Entries with figure data

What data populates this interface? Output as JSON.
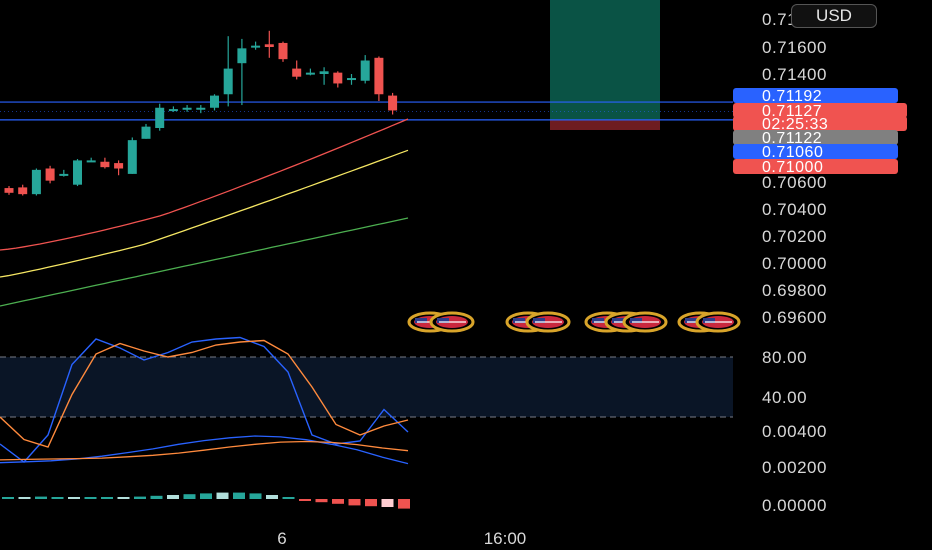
{
  "currency": "USD",
  "price_axis": {
    "labels": [
      "0.71800",
      "0.71600",
      "0.71400",
      "0.70600",
      "0.70400",
      "0.70200",
      "0.70000",
      "0.69800",
      "0.69600"
    ]
  },
  "price_tags": [
    {
      "text": "0.71192",
      "color": "#2962ff"
    },
    {
      "text": "0.71127",
      "color": "#f05350"
    },
    {
      "text": "02:25:33",
      "color": "#f05350"
    },
    {
      "text": "0.71122",
      "color": "#808080"
    },
    {
      "text": "0.71060",
      "color": "#2962ff"
    },
    {
      "text": "0.71000",
      "color": "#f05350"
    }
  ],
  "stoch_axis": {
    "labels": [
      "80.00",
      "40.00"
    ]
  },
  "macd_axis": {
    "labels": [
      "0.00400",
      "0.00200",
      "0.00000"
    ]
  },
  "time_axis": {
    "labels": [
      "6",
      "16:00"
    ]
  },
  "colors": {
    "up": "#26a69a",
    "down": "#ef5350",
    "blue": "#2962ff",
    "ma_red": "#f05350",
    "ma_yellow": "#f5e663",
    "ma_green": "#4caf50",
    "stoch_k": "#2962ff",
    "stoch_d": "#ff8a3d"
  },
  "chart_data": [
    {
      "type": "candlestick",
      "title": "",
      "ylim": [
        0.6955,
        0.718
      ],
      "candles": [
        {
          "o": 0.70555,
          "h": 0.7057,
          "l": 0.70505,
          "c": 0.7052
        },
        {
          "o": 0.7056,
          "h": 0.7058,
          "l": 0.705,
          "c": 0.7051
        },
        {
          "o": 0.7051,
          "h": 0.707,
          "l": 0.705,
          "c": 0.7069
        },
        {
          "o": 0.707,
          "h": 0.7072,
          "l": 0.7059,
          "c": 0.7061
        },
        {
          "o": 0.7066,
          "h": 0.7069,
          "l": 0.7064,
          "c": 0.7066
        },
        {
          "o": 0.7058,
          "h": 0.7077,
          "l": 0.7057,
          "c": 0.7076
        },
        {
          "o": 0.7076,
          "h": 0.7078,
          "l": 0.7075,
          "c": 0.7076
        },
        {
          "o": 0.7075,
          "h": 0.7078,
          "l": 0.707,
          "c": 0.7071
        },
        {
          "o": 0.7074,
          "h": 0.7076,
          "l": 0.7065,
          "c": 0.707
        },
        {
          "o": 0.7066,
          "h": 0.7093,
          "l": 0.7066,
          "c": 0.7091
        },
        {
          "o": 0.7092,
          "h": 0.7103,
          "l": 0.7092,
          "c": 0.7101
        },
        {
          "o": 0.71,
          "h": 0.7118,
          "l": 0.7098,
          "c": 0.7115
        },
        {
          "o": 0.7114,
          "h": 0.7116,
          "l": 0.7112,
          "c": 0.7114
        },
        {
          "o": 0.7114,
          "h": 0.7117,
          "l": 0.7112,
          "c": 0.7115
        },
        {
          "o": 0.7115,
          "h": 0.7117,
          "l": 0.7111,
          "c": 0.7115
        },
        {
          "o": 0.7115,
          "h": 0.7125,
          "l": 0.7113,
          "c": 0.7124
        },
        {
          "o": 0.7125,
          "h": 0.7168,
          "l": 0.7116,
          "c": 0.7144
        },
        {
          "o": 0.7148,
          "h": 0.7166,
          "l": 0.7117,
          "c": 0.7159
        },
        {
          "o": 0.7161,
          "h": 0.7164,
          "l": 0.7158,
          "c": 0.7161
        },
        {
          "o": 0.7162,
          "h": 0.7172,
          "l": 0.7152,
          "c": 0.716
        },
        {
          "o": 0.7163,
          "h": 0.7164,
          "l": 0.7149,
          "c": 0.7151
        },
        {
          "o": 0.7144,
          "h": 0.715,
          "l": 0.7136,
          "c": 0.7138
        },
        {
          "o": 0.7141,
          "h": 0.7144,
          "l": 0.7139,
          "c": 0.7141
        },
        {
          "o": 0.714,
          "h": 0.7145,
          "l": 0.7132,
          "c": 0.7142
        },
        {
          "o": 0.7141,
          "h": 0.7142,
          "l": 0.713,
          "c": 0.7133
        },
        {
          "o": 0.7136,
          "h": 0.714,
          "l": 0.7132,
          "c": 0.7137
        },
        {
          "o": 0.7135,
          "h": 0.7154,
          "l": 0.7133,
          "c": 0.715
        },
        {
          "o": 0.7152,
          "h": 0.7153,
          "l": 0.712,
          "c": 0.7125
        },
        {
          "o": 0.7124,
          "h": 0.7126,
          "l": 0.711,
          "c": 0.7113
        }
      ],
      "horizontal_lines": [
        0.71192,
        0.7106
      ],
      "position_box": {
        "entry": 0.7106,
        "target_top": 0.718,
        "stop": 0.71
      }
    },
    {
      "type": "line",
      "title": "",
      "ylim": [
        0,
        100
      ],
      "bands": [
        80,
        40
      ],
      "series": [
        {
          "values": [
            22,
            10,
            28,
            75,
            92,
            86,
            78,
            83,
            90,
            92,
            93,
            87,
            70,
            28,
            22,
            24,
            45,
            30
          ]
        },
        {
          "values": [
            40,
            25,
            20,
            55,
            82,
            89,
            84,
            80,
            83,
            88,
            90,
            91,
            82,
            60,
            35,
            28,
            34,
            38
          ]
        }
      ]
    },
    {
      "type": "line",
      "title": "",
      "ylim": [
        0,
        0.005
      ],
      "series": [
        {
          "values": [
            0.0023,
            0.00235,
            0.0024,
            0.0025,
            0.00265,
            0.00285,
            0.00305,
            0.0033,
            0.0035,
            0.00365,
            0.00375,
            0.0037,
            0.00355,
            0.0033,
            0.003,
            0.0026,
            0.00225
          ]
        },
        {
          "values": [
            0.00245,
            0.00248,
            0.0025,
            0.00252,
            0.00255,
            0.00262,
            0.0027,
            0.00282,
            0.00298,
            0.00315,
            0.0033,
            0.00342,
            0.00345,
            0.0034,
            0.00328,
            0.0031,
            0.00295
          ]
        }
      ],
      "histogram": [
        4e-05,
        5e-05,
        6e-05,
        5e-05,
        4e-05,
        3e-05,
        2e-05,
        4e-05,
        6e-05,
        8e-05,
        0.0001,
        0.00012,
        0.00014,
        0.00016,
        0.00016,
        0.00014,
        0.0001,
        4e-05,
        -3e-05,
        -8e-05,
        -0.00012,
        -0.00016,
        -0.00018,
        -0.0002,
        -0.00024
      ]
    }
  ]
}
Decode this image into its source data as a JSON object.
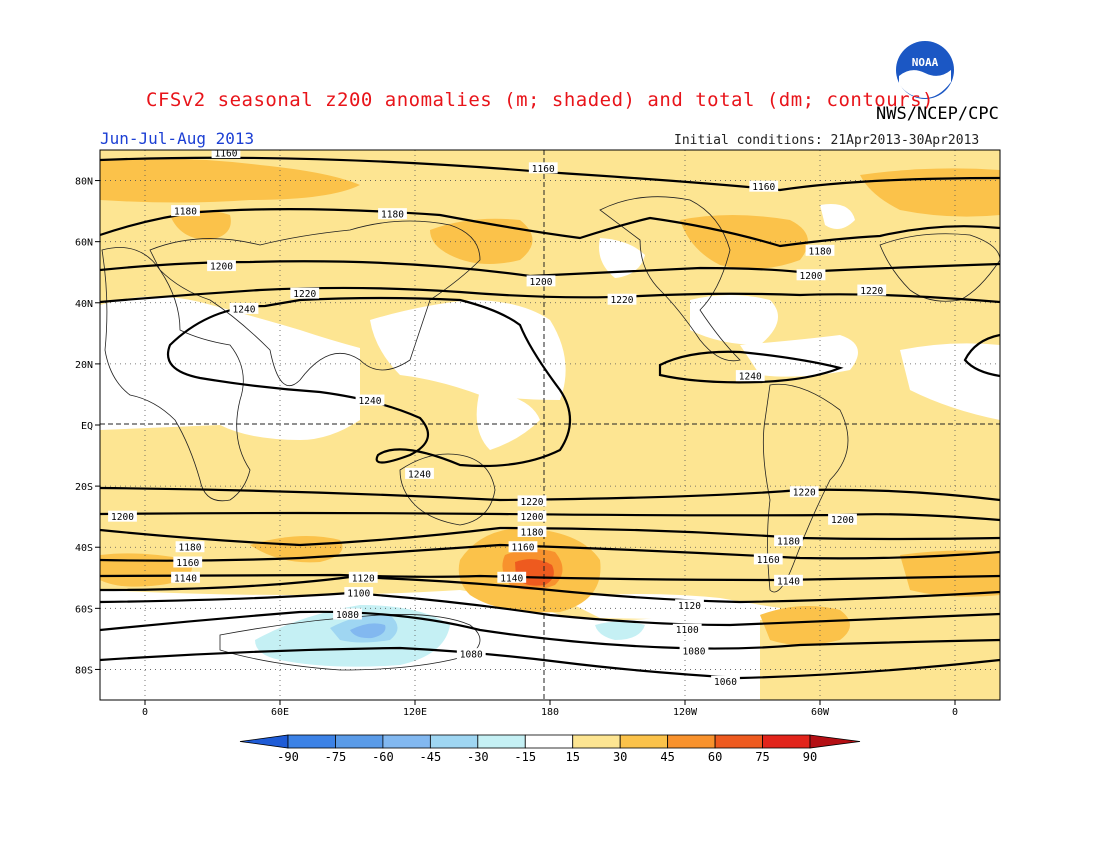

Short problem
Repeat the records above exactly, leaving out any pictures they contain.

Full answer
What data populates this interface? Output as JSON.
{
  "currency": "USD",
  "price_axis": {
    "labels": [
      "0.71800",
      "0.71600",
      "0.71400",
      "0.70600",
      "0.70400",
      "0.70200",
      "0.70000",
      "0.69800",
      "0.69600"
    ]
  },
  "price_tags": [
    {
      "text": "0.71192",
      "color": "#2962ff"
    },
    {
      "text": "0.71127",
      "color": "#f05350"
    },
    {
      "text": "02:25:33",
      "color": "#f05350"
    },
    {
      "text": "0.71122",
      "color": "#808080"
    },
    {
      "text": "0.71060",
      "color": "#2962ff"
    },
    {
      "text": "0.71000",
      "color": "#f05350"
    }
  ],
  "stoch_axis": {
    "labels": [
      "80.00",
      "40.00"
    ]
  },
  "macd_axis": {
    "labels": [
      "0.00400",
      "0.00200",
      "0.00000"
    ]
  },
  "time_axis": {
    "labels": [
      "6",
      "16:00"
    ]
  },
  "colors": {
    "up": "#26a69a",
    "down": "#ef5350",
    "blue": "#2962ff",
    "ma_red": "#f05350",
    "ma_yellow": "#f5e663",
    "ma_green": "#4caf50",
    "stoch_k": "#2962ff",
    "stoch_d": "#ff8a3d"
  },
  "chart_data": [
    {
      "type": "candlestick",
      "title": "",
      "ylim": [
        0.6955,
        0.718
      ],
      "candles": [
        {
          "o": 0.70555,
          "h": 0.7057,
          "l": 0.70505,
          "c": 0.7052
        },
        {
          "o": 0.7056,
          "h": 0.7058,
          "l": 0.705,
          "c": 0.7051
        },
        {
          "o": 0.7051,
          "h": 0.707,
          "l": 0.705,
          "c": 0.7069
        },
        {
          "o": 0.707,
          "h": 0.7072,
          "l": 0.7059,
          "c": 0.7061
        },
        {
          "o": 0.7066,
          "h": 0.7069,
          "l": 0.7064,
          "c": 0.7066
        },
        {
          "o": 0.7058,
          "h": 0.7077,
          "l": 0.7057,
          "c": 0.7076
        },
        {
          "o": 0.7076,
          "h": 0.7078,
          "l": 0.7075,
          "c": 0.7076
        },
        {
          "o": 0.7075,
          "h": 0.7078,
          "l": 0.707,
          "c": 0.7071
        },
        {
          "o": 0.7074,
          "h": 0.7076,
          "l": 0.7065,
          "c": 0.707
        },
        {
          "o": 0.7066,
          "h": 0.7093,
          "l": 0.7066,
          "c": 0.7091
        },
        {
          "o": 0.7092,
          "h": 0.7103,
          "l": 0.7092,
          "c": 0.7101
        },
        {
          "o": 0.71,
          "h": 0.7118,
          "l": 0.7098,
          "c": 0.7115
        },
        {
          "o": 0.7114,
          "h": 0.7116,
          "l": 0.7112,
          "c": 0.7114
        },
        {
          "o": 0.7114,
          "h": 0.7117,
          "l": 0.7112,
          "c": 0.7115
        },
        {
          "o": 0.7115,
          "h": 0.7117,
          "l": 0.7111,
          "c": 0.7115
        },
        {
          "o": 0.7115,
          "h": 0.7125,
          "l": 0.7113,
          "c": 0.7124
        },
        {
          "o": 0.7125,
          "h": 0.7168,
          "l": 0.7116,
          "c": 0.7144
        },
        {
          "o": 0.7148,
          "h": 0.7166,
          "l": 0.7117,
          "c": 0.7159
        },
        {
          "o": 0.7161,
          "h": 0.7164,
          "l": 0.7158,
          "c": 0.7161
        },
        {
          "o": 0.7162,
          "h": 0.7172,
          "l": 0.7152,
          "c": 0.716
        },
        {
          "o": 0.7163,
          "h": 0.7164,
          "l": 0.7149,
          "c": 0.7151
        },
        {
          "o": 0.7144,
          "h": 0.715,
          "l": 0.7136,
          "c": 0.7138
        },
        {
          "o": 0.7141,
          "h": 0.7144,
          "l": 0.7139,
          "c": 0.7141
        },
        {
          "o": 0.714,
          "h": 0.7145,
          "l": 0.7132,
          "c": 0.7142
        },
        {
          "o": 0.7141,
          "h": 0.7142,
          "l": 0.713,
          "c": 0.7133
        },
        {
          "o": 0.7136,
          "h": 0.714,
          "l": 0.7132,
          "c": 0.7137
        },
        {
          "o": 0.7135,
          "h": 0.7154,
          "l": 0.7133,
          "c": 0.715
        },
        {
          "o": 0.7152,
          "h": 0.7153,
          "l": 0.712,
          "c": 0.7125
        },
        {
          "o": 0.7124,
          "h": 0.7126,
          "l": 0.711,
          "c": 0.7113
        }
      ],
      "horizontal_lines": [
        0.71192,
        0.7106
      ],
      "position_box": {
        "entry": 0.7106,
        "target_top": 0.718,
        "stop": 0.71
      }
    },
    {
      "type": "line",
      "title": "",
      "ylim": [
        0,
        100
      ],
      "bands": [
        80,
        40
      ],
      "series": [
        {
          "values": [
            22,
            10,
            28,
            75,
            92,
            86,
            78,
            83,
            90,
            92,
            93,
            87,
            70,
            28,
            22,
            24,
            45,
            30
          ]
        },
        {
          "values": [
            40,
            25,
            20,
            55,
            82,
            89,
            84,
            80,
            83,
            88,
            90,
            91,
            82,
            60,
            35,
            28,
            34,
            38
          ]
        }
      ]
    },
    {
      "type": "line",
      "title": "",
      "ylim": [
        0,
        0.005
      ],
      "series": [
        {
          "values": [
            0.0023,
            0.00235,
            0.0024,
            0.0025,
            0.00265,
            0.00285,
            0.00305,
            0.0033,
            0.0035,
            0.00365,
            0.00375,
            0.0037,
            0.00355,
            0.0033,
            0.003,
            0.0026,
            0.00225
          ]
        },
        {
          "values": [
            0.00245,
            0.00248,
            0.0025,
            0.00252,
            0.00255,
            0.00262,
            0.0027,
            0.00282,
            0.00298,
            0.00315,
            0.0033,
            0.00342,
            0.00345,
            0.0034,
            0.00328,
            0.0031,
            0.00295
          ]
        }
      ],
      "histogram": [
        4e-05,
        5e-05,
        6e-05,
        5e-05,
        4e-05,
        3e-05,
        2e-05,
        4e-05,
        6e-05,
        8e-05,
        0.0001,
        0.00012,
        0.00014,
        0.00016,
        0.00016,
        0.00014,
        0.0001,
        4e-05,
        -3e-05,
        -8e-05,
        -0.00012,
        -0.00016,
        -0.00018,
        -0.0002,
        -0.00024
      ]
    }
  ]
}
Decode this image into its source data as a JSON object.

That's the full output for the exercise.